((
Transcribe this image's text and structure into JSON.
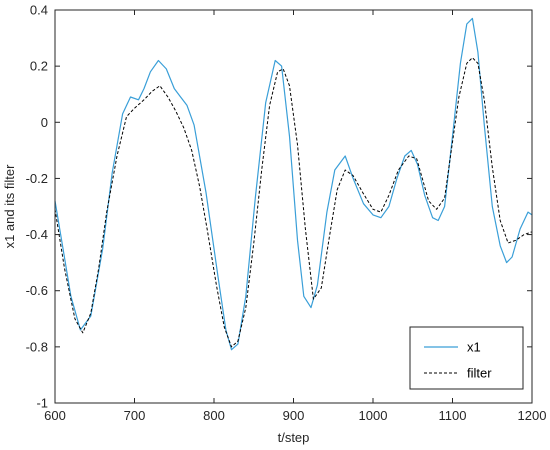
{
  "chart_data": {
    "type": "line",
    "title": "",
    "xlabel": "t/step",
    "ylabel": "x1 and its filter",
    "xlim": [
      600,
      1200
    ],
    "ylim": [
      -1,
      0.4
    ],
    "xticks": [
      600,
      700,
      800,
      900,
      1000,
      1100,
      1200
    ],
    "yticks": [
      -1,
      -0.8,
      -0.6,
      -0.4,
      -0.2,
      0,
      0.2,
      0.4
    ],
    "xtick_labels": [
      "600",
      "700",
      "800",
      "900",
      "1000",
      "1100",
      "1200"
    ],
    "ytick_labels": [
      "-1",
      "-0.8",
      "-0.6",
      "-0.4",
      "-0.2",
      "0",
      "0.2",
      "0.4"
    ],
    "grid": false,
    "legend_position": "bottom-right",
    "series": [
      {
        "name": "x1",
        "color": "#3a9fd8",
        "style": "solid",
        "x": [
          600,
          610,
          620,
          632,
          645,
          660,
          672,
          685,
          695,
          705,
          712,
          720,
          730,
          740,
          750,
          758,
          766,
          775,
          790,
          805,
          815,
          822,
          830,
          840,
          852,
          865,
          877,
          885,
          895,
          905,
          913,
          922,
          930,
          942,
          952,
          965,
          975,
          988,
          1000,
          1010,
          1020,
          1030,
          1040,
          1048,
          1056,
          1065,
          1075,
          1082,
          1090,
          1100,
          1110,
          1118,
          1125,
          1132,
          1140,
          1150,
          1160,
          1168,
          1175,
          1185,
          1195,
          1200
        ],
        "y": [
          -0.28,
          -0.45,
          -0.62,
          -0.74,
          -0.69,
          -0.45,
          -0.18,
          0.03,
          0.09,
          0.08,
          0.12,
          0.18,
          0.22,
          0.19,
          0.12,
          0.09,
          0.06,
          -0.01,
          -0.25,
          -0.55,
          -0.74,
          -0.81,
          -0.79,
          -0.62,
          -0.27,
          0.07,
          0.22,
          0.2,
          -0.05,
          -0.42,
          -0.62,
          -0.66,
          -0.58,
          -0.32,
          -0.17,
          -0.12,
          -0.2,
          -0.29,
          -0.33,
          -0.34,
          -0.3,
          -0.2,
          -0.12,
          -0.1,
          -0.15,
          -0.26,
          -0.34,
          -0.35,
          -0.3,
          -0.05,
          0.21,
          0.35,
          0.37,
          0.25,
          -0.01,
          -0.3,
          -0.44,
          -0.5,
          -0.48,
          -0.38,
          -0.32,
          -0.33
        ]
      },
      {
        "name": "filter",
        "color": "#000000",
        "style": "dashed",
        "x": [
          600,
          612,
          625,
          635,
          645,
          655,
          665,
          678,
          690,
          700,
          712,
          722,
          732,
          742,
          752,
          762,
          772,
          782,
          792,
          803,
          813,
          822,
          830,
          840,
          850,
          860,
          870,
          880,
          887,
          895,
          905,
          915,
          925,
          935,
          945,
          955,
          965,
          975,
          987,
          1000,
          1010,
          1020,
          1032,
          1045,
          1055,
          1062,
          1070,
          1080,
          1090,
          1098,
          1108,
          1118,
          1125,
          1132,
          1140,
          1150,
          1160,
          1170,
          1180,
          1190,
          1200
        ],
        "y": [
          -0.31,
          -0.52,
          -0.7,
          -0.75,
          -0.68,
          -0.52,
          -0.32,
          -0.12,
          0.02,
          0.05,
          0.08,
          0.11,
          0.13,
          0.09,
          0.04,
          -0.02,
          -0.1,
          -0.23,
          -0.39,
          -0.58,
          -0.73,
          -0.8,
          -0.78,
          -0.66,
          -0.43,
          -0.17,
          0.06,
          0.18,
          0.19,
          0.13,
          -0.08,
          -0.38,
          -0.63,
          -0.59,
          -0.41,
          -0.24,
          -0.17,
          -0.19,
          -0.25,
          -0.31,
          -0.32,
          -0.26,
          -0.17,
          -0.12,
          -0.13,
          -0.2,
          -0.28,
          -0.31,
          -0.27,
          -0.11,
          0.09,
          0.21,
          0.23,
          0.21,
          0.08,
          -0.16,
          -0.35,
          -0.43,
          -0.42,
          -0.4,
          -0.39
        ]
      }
    ]
  }
}
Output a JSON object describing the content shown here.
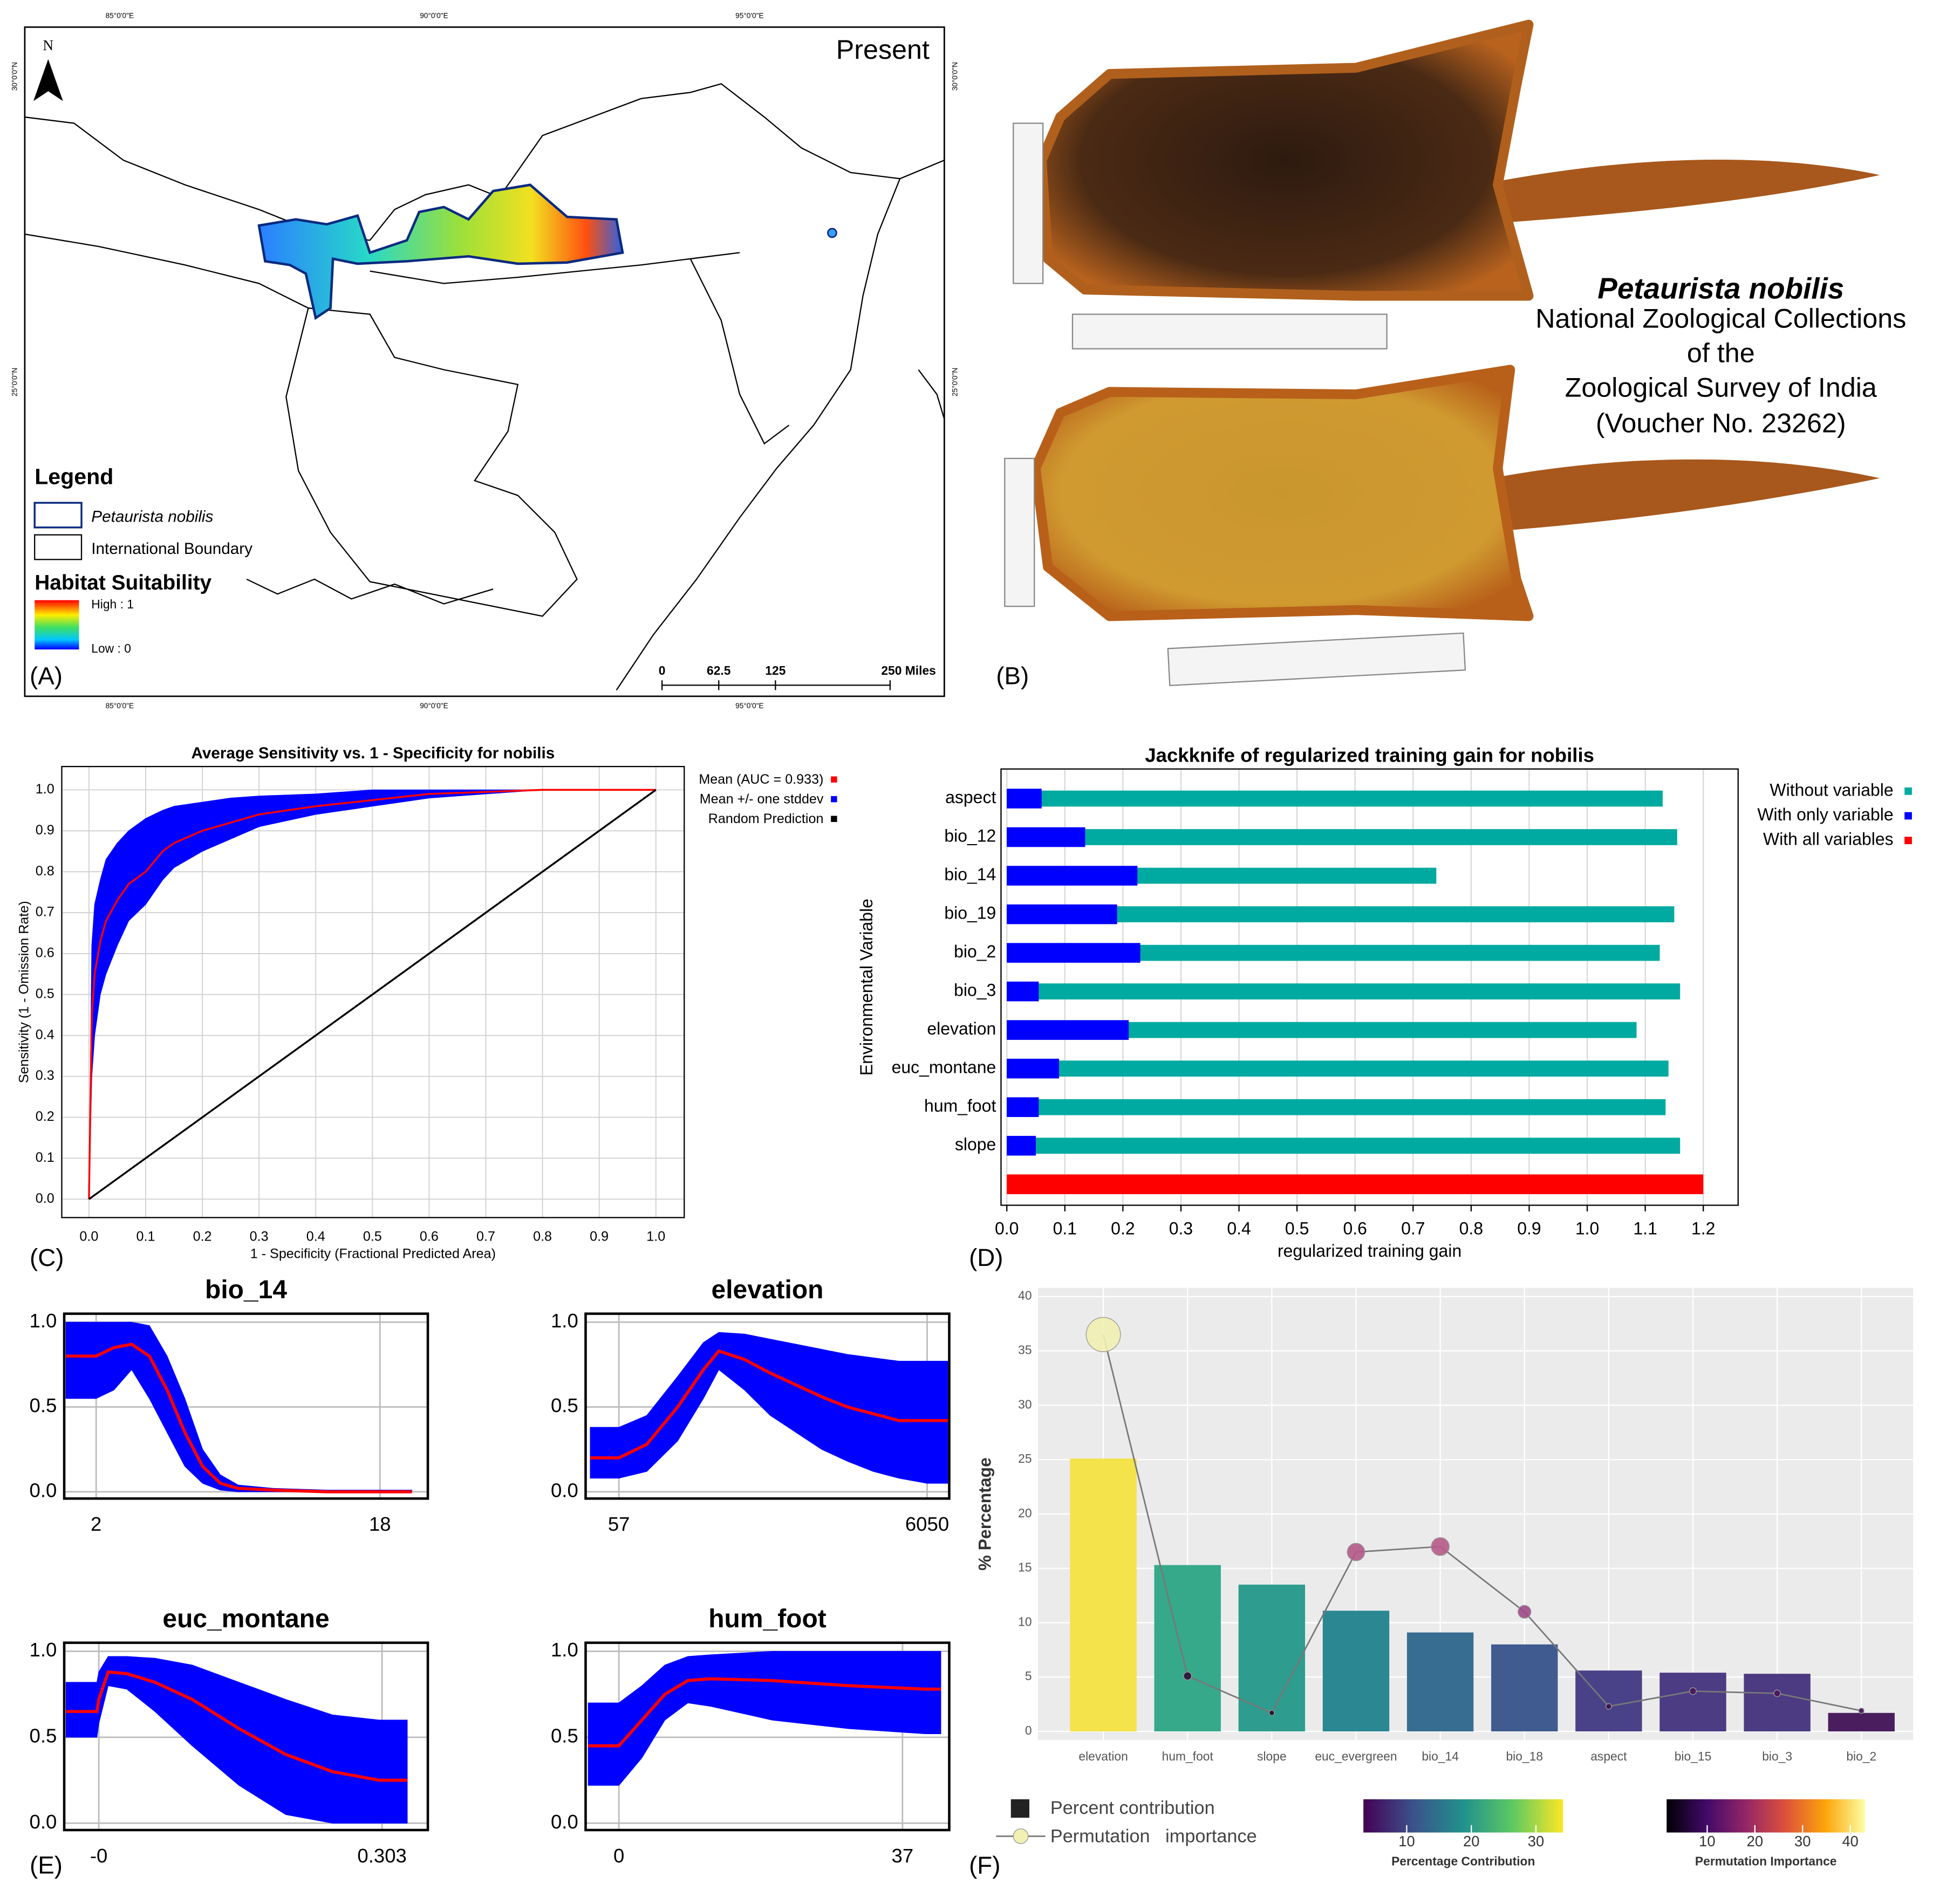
{
  "map": {
    "title": "Present",
    "north": "N",
    "legend": {
      "title": "Legend",
      "items": [
        "Petaurista nobilis",
        "International Boundary"
      ],
      "subtitle": "Habitat Suitability",
      "high": "High : 1",
      "low": "Low : 0"
    },
    "scale": [
      "0",
      "62.5",
      "125",
      "250 Miles"
    ],
    "lon_labels": [
      "85°0'0\"E",
      "90°0'0\"E",
      "95°0'0\"E"
    ],
    "lat_labels": [
      "30°0'0\"N",
      "25°0'0\"N"
    ],
    "label": "(A)"
  },
  "photo": {
    "species": "Petaurista nobilis",
    "caption": [
      "National Zoological Collections",
      "of the",
      "Zoological Survey of India",
      "(Voucher No. 23262)"
    ],
    "label": "(B)"
  },
  "chart_data": [
    {
      "type": "line",
      "title": "Average Sensitivity vs. 1 - Specificity for nobilis",
      "x_label": "1 - Specificity (Fractional Predicted Area)",
      "y_label": "Sensitivity (1 - Omission Rate)",
      "panel_label": "(C)",
      "xlim": [
        -0.048,
        1.05
      ],
      "ylim": [
        -0.045,
        1.057
      ],
      "xticks": [
        {
          "value": 0,
          "label": "0.0"
        },
        0.1,
        0.2,
        0.3,
        0.4,
        0.5,
        0.6,
        0.7,
        0.8,
        0.9,
        {
          "value": 1,
          "label": "1.0"
        }
      ],
      "yticks": [
        {
          "value": 0,
          "label": "0.0"
        },
        0.1,
        0.2,
        0.3,
        0.4,
        0.5,
        0.6,
        0.7,
        0.8,
        0.9,
        {
          "value": 1,
          "label": "1.0"
        }
      ],
      "grid": true,
      "legend": "outside right",
      "series": [
        {
          "name": "Mean (AUC = 0.933)",
          "color": "#ff0000",
          "x": [
            0,
            0.005,
            0.01,
            0.02,
            0.03,
            0.05,
            0.07,
            0.1,
            0.13,
            0.15,
            0.2,
            0.25,
            0.3,
            0.4,
            0.5,
            0.6,
            0.7,
            0.8,
            1
          ],
          "values": [
            0,
            0.45,
            0.55,
            0.63,
            0.68,
            0.73,
            0.77,
            0.8,
            0.85,
            0.87,
            0.9,
            0.92,
            0.94,
            0.96,
            0.975,
            0.99,
            0.995,
            1,
            1
          ]
        },
        {
          "name": "Mean +/- one stddev",
          "color": "#0000ff",
          "x": [
            0,
            0.005,
            0.01,
            0.02,
            0.03,
            0.05,
            0.07,
            0.1,
            0.13,
            0.15,
            0.2,
            0.25,
            0.3,
            0.4,
            0.5,
            0.6,
            0.7,
            0.8,
            1
          ],
          "lower": [
            0,
            0.3,
            0.4,
            0.5,
            0.55,
            0.62,
            0.68,
            0.72,
            0.78,
            0.81,
            0.85,
            0.88,
            0.91,
            0.94,
            0.96,
            0.98,
            0.99,
            1,
            1
          ],
          "upper": [
            0,
            0.62,
            0.72,
            0.78,
            0.83,
            0.87,
            0.9,
            0.93,
            0.95,
            0.96,
            0.97,
            0.98,
            0.985,
            0.99,
            1,
            1,
            1,
            1,
            1
          ]
        },
        {
          "name": "Random Prediction",
          "color": "#000000",
          "x": [
            0,
            1
          ],
          "values": [
            0,
            1
          ]
        }
      ]
    },
    {
      "type": "hbar",
      "title": "Jackknife of regularized training gain for nobilis",
      "x_label": "regularized training gain",
      "y_label": "Environmental Variable",
      "panel_label": "(D)",
      "xlim": [
        -0.01,
        1.26
      ],
      "xticks": [
        {
          "value": 0,
          "label": "0.0"
        },
        0.1,
        0.2,
        0.3,
        0.4,
        0.5,
        0.6,
        0.7,
        0.8,
        0.9,
        {
          "value": 1,
          "label": "1.0"
        },
        1.1,
        1.2
      ],
      "grid": true,
      "legend": "outside right",
      "categories": [
        "aspect",
        "bio_12",
        "bio_14",
        "bio_19",
        "bio_2",
        "bio_3",
        "elevation",
        "euc_montane",
        "hum_foot",
        "slope",
        null
      ],
      "series": [
        {
          "name": "Without variable",
          "color": "#00aaa0",
          "values": [
            1.13,
            1.155,
            0.74,
            1.15,
            1.125,
            1.16,
            1.085,
            1.14,
            1.135,
            1.16,
            null
          ]
        },
        {
          "name": "With only variable",
          "color": "#0000ff",
          "values": [
            0.06,
            0.135,
            0.225,
            0.19,
            0.23,
            0.055,
            0.21,
            0.09,
            0.055,
            0.05,
            null
          ]
        },
        {
          "name": "With all variables",
          "color": "#ff0000",
          "values": [
            null,
            null,
            null,
            null,
            null,
            null,
            null,
            null,
            null,
            null,
            1.2
          ]
        }
      ]
    },
    {
      "type": "line",
      "title": "bio_14",
      "xlim": [
        0.2,
        20.7
      ],
      "ylim": [
        -0.04,
        1.05
      ],
      "xticks": [
        2,
        18
      ],
      "yticks": [
        {
          "value": 0,
          "label": "0.0"
        },
        0.5,
        {
          "value": 1,
          "label": "1.0"
        }
      ],
      "grid": true,
      "series": [
        {
          "color": "#0000ff",
          "x": [
            0.3,
            2,
            3,
            4,
            5,
            6,
            7,
            8,
            9,
            10,
            12,
            15,
            18,
            19.8
          ],
          "lower": [
            0.55,
            0.55,
            0.6,
            0.72,
            0.55,
            0.35,
            0.15,
            0.05,
            0.01,
            0,
            0,
            0,
            0,
            0
          ],
          "upper": [
            1,
            1,
            1,
            1,
            0.98,
            0.8,
            0.55,
            0.25,
            0.1,
            0.04,
            0.02,
            0.01,
            0.01,
            0.01
          ]
        },
        {
          "color": "#ff0000",
          "x": [
            0.3,
            2,
            3,
            4,
            5,
            6,
            7,
            8,
            9,
            10,
            12,
            15,
            18,
            19.8
          ],
          "values": [
            0.8,
            0.8,
            0.85,
            0.87,
            0.8,
            0.6,
            0.35,
            0.15,
            0.05,
            0.02,
            0.01,
            0,
            0,
            0
          ]
        }
      ]
    },
    {
      "type": "line",
      "title": "elevation",
      "xlim": [
        -590,
        6480
      ],
      "ylim": [
        -0.04,
        1.05
      ],
      "xticks": [
        57,
        6050
      ],
      "yticks": [
        {
          "value": 0,
          "label": "0.0"
        },
        0.5,
        {
          "value": 1,
          "label": "1.0"
        }
      ],
      "grid": true,
      "series": [
        {
          "color": "#0000ff",
          "x": [
            -500,
            57,
            600,
            1200,
            1700,
            2000,
            2500,
            3000,
            3500,
            4000,
            4500,
            5000,
            5500,
            6050,
            6450
          ],
          "lower": [
            0.08,
            0.08,
            0.12,
            0.3,
            0.55,
            0.72,
            0.6,
            0.45,
            0.35,
            0.25,
            0.18,
            0.12,
            0.08,
            0.05,
            0.05
          ],
          "upper": [
            0.38,
            0.38,
            0.45,
            0.68,
            0.88,
            0.94,
            0.93,
            0.9,
            0.87,
            0.84,
            0.81,
            0.79,
            0.77,
            0.77,
            0.77
          ]
        },
        {
          "color": "#ff0000",
          "x": [
            -500,
            57,
            600,
            1200,
            1700,
            2000,
            2500,
            3000,
            3500,
            4000,
            4500,
            5000,
            5500,
            6050,
            6450
          ],
          "values": [
            0.2,
            0.2,
            0.28,
            0.5,
            0.72,
            0.83,
            0.78,
            0.7,
            0.63,
            0.56,
            0.5,
            0.46,
            0.42,
            0.42,
            0.42
          ]
        }
      ]
    },
    {
      "type": "line",
      "title": "euc_montane",
      "panel_label": "(E)",
      "xlim": [
        -0.037,
        0.352
      ],
      "ylim": [
        -0.04,
        1.05
      ],
      "xticks": [
        {
          "value": 0,
          "label": "-0"
        },
        0.303
      ],
      "yticks": [
        {
          "value": 0,
          "label": "0.0"
        },
        0.5,
        {
          "value": 1,
          "label": "1.0"
        }
      ],
      "grid": true,
      "series": [
        {
          "color": "#0000ff",
          "x": [
            -0.035,
            -0.002,
            0,
            0.01,
            0.03,
            0.06,
            0.1,
            0.15,
            0.2,
            0.25,
            0.3,
            0.33
          ],
          "lower": [
            0.5,
            0.5,
            0.58,
            0.8,
            0.78,
            0.65,
            0.45,
            0.22,
            0.05,
            0,
            0,
            0
          ],
          "upper": [
            0.82,
            0.82,
            0.88,
            0.97,
            0.97,
            0.96,
            0.92,
            0.82,
            0.72,
            0.63,
            0.6,
            0.6
          ]
        },
        {
          "color": "#ff0000",
          "x": [
            -0.035,
            -0.002,
            0,
            0.01,
            0.03,
            0.06,
            0.1,
            0.15,
            0.2,
            0.25,
            0.3,
            0.33
          ],
          "values": [
            0.65,
            0.65,
            0.72,
            0.88,
            0.87,
            0.82,
            0.72,
            0.55,
            0.4,
            0.3,
            0.25,
            0.25
          ]
        }
      ]
    },
    {
      "type": "line",
      "title": "hum_foot",
      "xlim": [
        -4.34,
        43.1
      ],
      "ylim": [
        -0.04,
        1.05
      ],
      "xticks": [
        0,
        37
      ],
      "yticks": [
        {
          "value": 0,
          "label": "0.0"
        },
        0.5,
        {
          "value": 1,
          "label": "1.0"
        }
      ],
      "grid": true,
      "series": [
        {
          "color": "#0000ff",
          "x": [
            -4,
            0,
            3,
            6,
            9,
            12,
            20,
            30,
            40,
            42
          ],
          "lower": [
            0.22,
            0.22,
            0.38,
            0.6,
            0.7,
            0.68,
            0.6,
            0.55,
            0.52,
            0.52
          ],
          "upper": [
            0.7,
            0.7,
            0.8,
            0.92,
            0.97,
            0.98,
            1,
            1,
            1,
            1
          ]
        },
        {
          "color": "#ff0000",
          "x": [
            -4,
            0,
            3,
            6,
            9,
            12,
            20,
            30,
            40,
            42
          ],
          "values": [
            0.45,
            0.45,
            0.6,
            0.75,
            0.83,
            0.84,
            0.83,
            0.8,
            0.78,
            0.78
          ]
        }
      ]
    },
    {
      "type": "barline",
      "y_label": "% Percentage",
      "panel_label": "(F)",
      "ylim": [
        -0.8,
        40.8
      ],
      "yticks": [
        0,
        5,
        10,
        15,
        20,
        25,
        30,
        35,
        40
      ],
      "grid": true,
      "categories": [
        "elevation",
        "hum_foot",
        "slope",
        "euc_evergreen",
        "bio_14",
        "bio_18",
        "aspect",
        "bio_15",
        "bio_3",
        "bio_2"
      ],
      "series": [
        {
          "name": "Percent contribution",
          "color": "#222222",
          "values": [
            25.1,
            15.3,
            13.5,
            11.1,
            9.1,
            8.0,
            5.6,
            5.4,
            5.3,
            1.7
          ],
          "colors": [
            "#f4e34a",
            "#36a98b",
            "#2e9c8e",
            "#2b8792",
            "#386d92",
            "#3f5b8f",
            "#4a4288",
            "#4b3c84",
            "#4c3b82",
            "#4a1d5f"
          ]
        },
        {
          "name": "Permutation   importance",
          "color": "#777777",
          "values": [
            36.5,
            5.1,
            1.7,
            16.5,
            17.0,
            11.0,
            2.3,
            3.7,
            3.5,
            1.9
          ],
          "colors": [
            "#f2f0b2",
            "#2a0c3a",
            "#1a0a2a",
            "#b4588a",
            "#b85a8a",
            "#9e4a88",
            "#3a0f4f",
            "#4a125a",
            "#4a125a",
            "#3a0f4f"
          ]
        }
      ],
      "colorbars": [
        {
          "title": "Percentage Contribution",
          "lim": [
            3.3,
            34.2
          ],
          "ticks": [
            10,
            20,
            30
          ],
          "colors": [
            "#440154",
            "#3b528b",
            "#21918c",
            "#5ec962",
            "#fde725"
          ]
        },
        {
          "title": "Permutation Importance",
          "lim": [
            1.5,
            43.1
          ],
          "ticks": [
            10,
            20,
            30,
            40
          ],
          "colors": [
            "#000004",
            "#420a68",
            "#932667",
            "#dd513a",
            "#fca50a",
            "#fcffa4"
          ]
        }
      ]
    }
  ]
}
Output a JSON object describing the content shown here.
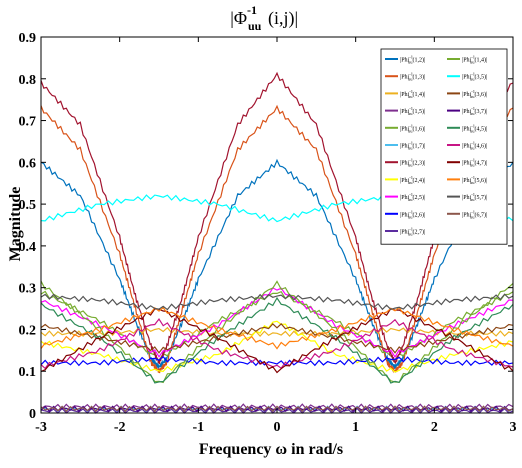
))
Find each line holding "filter". Copy it out.

◆ **Complete output**:
    "ylabel": "x1 and its filter",
        "name": "filter",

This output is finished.